**Task details:**
Report back each line of the records that contains the string "true".

:: Extracted information

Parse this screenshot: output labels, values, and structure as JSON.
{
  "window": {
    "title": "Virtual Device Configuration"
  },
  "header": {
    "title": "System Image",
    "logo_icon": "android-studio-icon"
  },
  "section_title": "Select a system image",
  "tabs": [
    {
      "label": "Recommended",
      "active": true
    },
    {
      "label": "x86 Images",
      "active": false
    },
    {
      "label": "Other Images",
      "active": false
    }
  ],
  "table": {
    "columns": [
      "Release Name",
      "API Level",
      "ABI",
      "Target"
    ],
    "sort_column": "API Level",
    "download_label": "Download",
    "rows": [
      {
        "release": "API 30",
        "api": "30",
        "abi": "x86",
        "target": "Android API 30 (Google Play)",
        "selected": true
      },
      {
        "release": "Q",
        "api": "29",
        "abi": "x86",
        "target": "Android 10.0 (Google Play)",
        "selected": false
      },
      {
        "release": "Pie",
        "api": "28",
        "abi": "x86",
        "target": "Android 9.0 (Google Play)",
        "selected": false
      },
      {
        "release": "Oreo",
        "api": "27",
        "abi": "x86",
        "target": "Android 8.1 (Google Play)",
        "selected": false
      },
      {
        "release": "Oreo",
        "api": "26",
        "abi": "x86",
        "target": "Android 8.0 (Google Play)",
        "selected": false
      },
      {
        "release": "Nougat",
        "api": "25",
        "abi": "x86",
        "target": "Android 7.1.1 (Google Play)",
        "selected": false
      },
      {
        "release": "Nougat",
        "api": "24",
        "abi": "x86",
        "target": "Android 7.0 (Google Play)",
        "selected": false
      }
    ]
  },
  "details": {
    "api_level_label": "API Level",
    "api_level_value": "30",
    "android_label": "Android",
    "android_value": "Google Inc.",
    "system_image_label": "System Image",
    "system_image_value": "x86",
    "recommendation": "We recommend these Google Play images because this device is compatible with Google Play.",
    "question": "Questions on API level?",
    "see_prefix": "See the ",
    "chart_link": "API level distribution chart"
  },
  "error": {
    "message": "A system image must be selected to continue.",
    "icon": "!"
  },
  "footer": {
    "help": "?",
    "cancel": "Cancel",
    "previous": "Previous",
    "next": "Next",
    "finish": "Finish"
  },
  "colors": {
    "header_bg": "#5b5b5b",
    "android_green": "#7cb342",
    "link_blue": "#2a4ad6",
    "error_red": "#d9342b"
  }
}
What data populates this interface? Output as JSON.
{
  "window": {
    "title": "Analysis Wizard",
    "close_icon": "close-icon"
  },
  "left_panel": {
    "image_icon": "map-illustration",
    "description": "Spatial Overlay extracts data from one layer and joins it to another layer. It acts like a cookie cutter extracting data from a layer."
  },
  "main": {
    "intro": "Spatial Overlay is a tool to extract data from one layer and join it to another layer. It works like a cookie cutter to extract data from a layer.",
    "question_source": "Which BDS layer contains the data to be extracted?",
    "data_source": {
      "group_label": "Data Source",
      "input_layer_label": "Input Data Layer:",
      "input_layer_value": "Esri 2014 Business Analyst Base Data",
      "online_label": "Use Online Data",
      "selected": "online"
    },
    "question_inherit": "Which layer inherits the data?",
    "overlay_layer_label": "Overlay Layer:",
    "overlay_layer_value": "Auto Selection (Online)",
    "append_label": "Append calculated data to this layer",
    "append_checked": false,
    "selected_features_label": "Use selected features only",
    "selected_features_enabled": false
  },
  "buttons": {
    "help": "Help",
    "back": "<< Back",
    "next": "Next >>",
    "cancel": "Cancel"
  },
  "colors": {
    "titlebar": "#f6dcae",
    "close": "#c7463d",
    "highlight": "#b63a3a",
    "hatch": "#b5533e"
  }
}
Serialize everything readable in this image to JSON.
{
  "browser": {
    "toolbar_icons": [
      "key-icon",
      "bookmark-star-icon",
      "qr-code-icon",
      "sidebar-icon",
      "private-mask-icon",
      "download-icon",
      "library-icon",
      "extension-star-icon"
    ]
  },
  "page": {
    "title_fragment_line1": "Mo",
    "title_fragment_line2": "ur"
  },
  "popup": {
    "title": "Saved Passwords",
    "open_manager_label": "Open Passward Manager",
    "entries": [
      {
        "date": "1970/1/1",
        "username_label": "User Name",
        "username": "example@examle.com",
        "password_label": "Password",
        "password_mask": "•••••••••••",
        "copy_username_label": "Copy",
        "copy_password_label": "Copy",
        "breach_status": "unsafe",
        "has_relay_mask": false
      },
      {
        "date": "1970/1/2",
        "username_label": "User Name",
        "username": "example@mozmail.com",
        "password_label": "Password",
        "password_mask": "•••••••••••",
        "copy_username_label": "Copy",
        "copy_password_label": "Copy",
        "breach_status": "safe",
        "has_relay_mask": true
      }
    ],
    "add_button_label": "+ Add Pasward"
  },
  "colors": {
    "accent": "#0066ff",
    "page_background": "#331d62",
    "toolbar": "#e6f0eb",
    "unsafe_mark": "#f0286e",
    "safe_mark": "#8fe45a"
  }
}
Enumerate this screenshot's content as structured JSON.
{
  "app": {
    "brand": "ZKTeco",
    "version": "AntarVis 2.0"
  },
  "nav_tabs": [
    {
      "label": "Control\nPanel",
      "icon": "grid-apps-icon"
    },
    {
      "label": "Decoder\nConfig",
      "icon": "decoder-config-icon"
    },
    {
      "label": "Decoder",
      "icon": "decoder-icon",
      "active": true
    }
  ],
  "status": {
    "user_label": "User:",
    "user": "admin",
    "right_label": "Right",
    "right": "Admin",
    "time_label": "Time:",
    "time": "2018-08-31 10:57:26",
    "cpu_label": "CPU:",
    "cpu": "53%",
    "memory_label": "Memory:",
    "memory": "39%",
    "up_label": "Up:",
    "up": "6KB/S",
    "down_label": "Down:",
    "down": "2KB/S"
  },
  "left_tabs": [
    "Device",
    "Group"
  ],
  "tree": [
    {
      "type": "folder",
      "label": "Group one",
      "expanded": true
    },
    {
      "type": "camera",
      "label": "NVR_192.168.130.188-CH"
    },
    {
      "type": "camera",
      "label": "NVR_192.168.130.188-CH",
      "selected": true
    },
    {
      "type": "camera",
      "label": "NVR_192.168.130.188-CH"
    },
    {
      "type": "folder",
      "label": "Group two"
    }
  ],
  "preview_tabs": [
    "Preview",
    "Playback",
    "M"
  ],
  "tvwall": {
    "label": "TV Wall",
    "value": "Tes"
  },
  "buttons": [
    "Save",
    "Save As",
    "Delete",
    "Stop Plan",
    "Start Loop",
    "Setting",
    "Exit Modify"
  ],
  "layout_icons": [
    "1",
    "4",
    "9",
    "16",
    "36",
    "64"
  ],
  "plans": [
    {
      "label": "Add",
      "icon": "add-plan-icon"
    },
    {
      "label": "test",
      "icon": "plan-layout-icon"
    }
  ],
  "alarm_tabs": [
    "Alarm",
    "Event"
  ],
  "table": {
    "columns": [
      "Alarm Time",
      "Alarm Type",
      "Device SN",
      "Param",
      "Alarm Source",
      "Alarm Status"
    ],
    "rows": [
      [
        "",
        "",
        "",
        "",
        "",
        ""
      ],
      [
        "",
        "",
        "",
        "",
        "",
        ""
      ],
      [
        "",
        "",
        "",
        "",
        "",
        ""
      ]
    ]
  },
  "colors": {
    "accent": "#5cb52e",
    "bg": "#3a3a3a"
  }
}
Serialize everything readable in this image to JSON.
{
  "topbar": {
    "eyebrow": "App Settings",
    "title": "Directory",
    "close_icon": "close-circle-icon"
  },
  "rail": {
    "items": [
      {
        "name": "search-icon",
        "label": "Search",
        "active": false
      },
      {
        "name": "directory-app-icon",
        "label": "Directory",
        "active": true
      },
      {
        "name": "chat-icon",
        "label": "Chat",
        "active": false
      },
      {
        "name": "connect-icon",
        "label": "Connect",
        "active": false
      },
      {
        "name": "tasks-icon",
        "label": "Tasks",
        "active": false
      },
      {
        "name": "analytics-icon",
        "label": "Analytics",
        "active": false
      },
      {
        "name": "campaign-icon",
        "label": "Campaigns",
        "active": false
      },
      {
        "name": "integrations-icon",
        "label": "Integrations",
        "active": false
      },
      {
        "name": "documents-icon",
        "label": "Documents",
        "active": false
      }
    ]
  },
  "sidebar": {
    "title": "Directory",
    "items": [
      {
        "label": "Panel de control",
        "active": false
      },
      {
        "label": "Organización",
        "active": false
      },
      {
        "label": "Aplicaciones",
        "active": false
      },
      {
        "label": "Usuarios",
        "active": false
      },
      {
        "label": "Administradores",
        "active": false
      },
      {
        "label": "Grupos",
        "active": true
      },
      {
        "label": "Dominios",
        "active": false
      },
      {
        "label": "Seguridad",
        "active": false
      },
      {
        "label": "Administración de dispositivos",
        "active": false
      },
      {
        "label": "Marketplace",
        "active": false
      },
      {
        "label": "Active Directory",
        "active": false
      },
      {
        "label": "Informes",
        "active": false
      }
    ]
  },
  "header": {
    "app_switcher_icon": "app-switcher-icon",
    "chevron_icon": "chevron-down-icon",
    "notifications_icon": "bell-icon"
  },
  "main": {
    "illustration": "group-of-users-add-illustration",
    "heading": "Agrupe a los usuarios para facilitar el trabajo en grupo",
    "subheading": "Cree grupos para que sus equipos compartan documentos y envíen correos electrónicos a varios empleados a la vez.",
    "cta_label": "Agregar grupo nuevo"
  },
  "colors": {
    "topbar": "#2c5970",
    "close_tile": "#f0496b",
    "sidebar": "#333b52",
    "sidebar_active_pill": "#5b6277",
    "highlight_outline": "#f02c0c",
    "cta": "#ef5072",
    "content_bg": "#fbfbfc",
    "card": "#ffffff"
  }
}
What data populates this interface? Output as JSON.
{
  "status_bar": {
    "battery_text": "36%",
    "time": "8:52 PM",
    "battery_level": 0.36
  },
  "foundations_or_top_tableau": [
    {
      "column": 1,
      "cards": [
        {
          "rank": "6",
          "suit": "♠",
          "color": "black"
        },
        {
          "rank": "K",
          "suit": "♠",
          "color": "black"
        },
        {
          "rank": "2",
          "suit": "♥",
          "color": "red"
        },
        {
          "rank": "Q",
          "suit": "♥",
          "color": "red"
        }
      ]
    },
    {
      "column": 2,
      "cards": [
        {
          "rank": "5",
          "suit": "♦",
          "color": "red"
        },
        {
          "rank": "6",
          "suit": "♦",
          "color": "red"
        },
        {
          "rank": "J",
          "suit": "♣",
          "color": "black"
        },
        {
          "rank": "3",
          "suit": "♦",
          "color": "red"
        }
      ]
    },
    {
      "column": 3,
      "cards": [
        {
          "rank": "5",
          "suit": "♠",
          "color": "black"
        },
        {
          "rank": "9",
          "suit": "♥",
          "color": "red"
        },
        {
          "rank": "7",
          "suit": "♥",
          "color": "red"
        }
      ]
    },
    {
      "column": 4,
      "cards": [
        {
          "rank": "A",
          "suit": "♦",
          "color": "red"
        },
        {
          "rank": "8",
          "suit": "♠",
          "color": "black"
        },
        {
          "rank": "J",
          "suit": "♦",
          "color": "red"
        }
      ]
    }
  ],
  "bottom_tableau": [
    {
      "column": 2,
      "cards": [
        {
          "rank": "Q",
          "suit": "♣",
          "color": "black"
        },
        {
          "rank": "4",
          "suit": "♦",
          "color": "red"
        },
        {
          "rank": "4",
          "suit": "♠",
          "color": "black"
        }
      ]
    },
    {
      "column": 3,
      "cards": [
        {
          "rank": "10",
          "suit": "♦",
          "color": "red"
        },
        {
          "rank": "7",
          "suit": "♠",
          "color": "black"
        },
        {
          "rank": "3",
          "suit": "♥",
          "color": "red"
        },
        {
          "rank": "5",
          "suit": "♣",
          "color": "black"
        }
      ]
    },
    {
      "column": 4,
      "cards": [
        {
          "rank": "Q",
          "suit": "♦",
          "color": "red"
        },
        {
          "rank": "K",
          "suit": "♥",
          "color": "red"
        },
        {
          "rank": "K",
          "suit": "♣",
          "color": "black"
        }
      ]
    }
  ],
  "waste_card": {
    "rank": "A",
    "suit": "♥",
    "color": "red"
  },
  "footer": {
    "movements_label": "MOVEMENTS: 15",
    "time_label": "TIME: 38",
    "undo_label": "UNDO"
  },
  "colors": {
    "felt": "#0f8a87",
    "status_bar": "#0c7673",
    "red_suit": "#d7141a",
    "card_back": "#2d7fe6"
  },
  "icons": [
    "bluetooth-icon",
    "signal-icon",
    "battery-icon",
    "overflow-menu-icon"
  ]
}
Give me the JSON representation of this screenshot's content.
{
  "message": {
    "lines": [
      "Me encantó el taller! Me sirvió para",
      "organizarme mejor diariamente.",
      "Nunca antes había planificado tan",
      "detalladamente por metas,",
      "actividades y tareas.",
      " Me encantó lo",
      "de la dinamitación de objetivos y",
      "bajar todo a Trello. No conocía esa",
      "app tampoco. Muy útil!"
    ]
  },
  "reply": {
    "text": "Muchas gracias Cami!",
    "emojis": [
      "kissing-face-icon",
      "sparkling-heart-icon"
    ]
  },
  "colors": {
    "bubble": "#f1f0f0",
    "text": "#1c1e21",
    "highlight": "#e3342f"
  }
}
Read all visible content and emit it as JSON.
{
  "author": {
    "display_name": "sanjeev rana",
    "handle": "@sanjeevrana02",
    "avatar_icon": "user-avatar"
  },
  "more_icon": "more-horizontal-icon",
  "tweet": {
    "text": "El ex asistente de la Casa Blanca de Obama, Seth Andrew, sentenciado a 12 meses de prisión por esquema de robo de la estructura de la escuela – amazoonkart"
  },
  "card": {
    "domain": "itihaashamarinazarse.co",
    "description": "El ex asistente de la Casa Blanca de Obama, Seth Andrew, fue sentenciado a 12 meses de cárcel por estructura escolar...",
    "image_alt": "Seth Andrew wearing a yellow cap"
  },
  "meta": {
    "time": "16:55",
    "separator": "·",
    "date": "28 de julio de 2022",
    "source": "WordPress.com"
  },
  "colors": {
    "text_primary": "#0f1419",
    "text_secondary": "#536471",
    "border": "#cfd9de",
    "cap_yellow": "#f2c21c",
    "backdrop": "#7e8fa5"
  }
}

::::

**Response to the task:**
      "active": true
        "selected": true
        "has_relay_mask": true
      "active": true
      "expanded": true
      "selected": true
        "active": true
        "active": true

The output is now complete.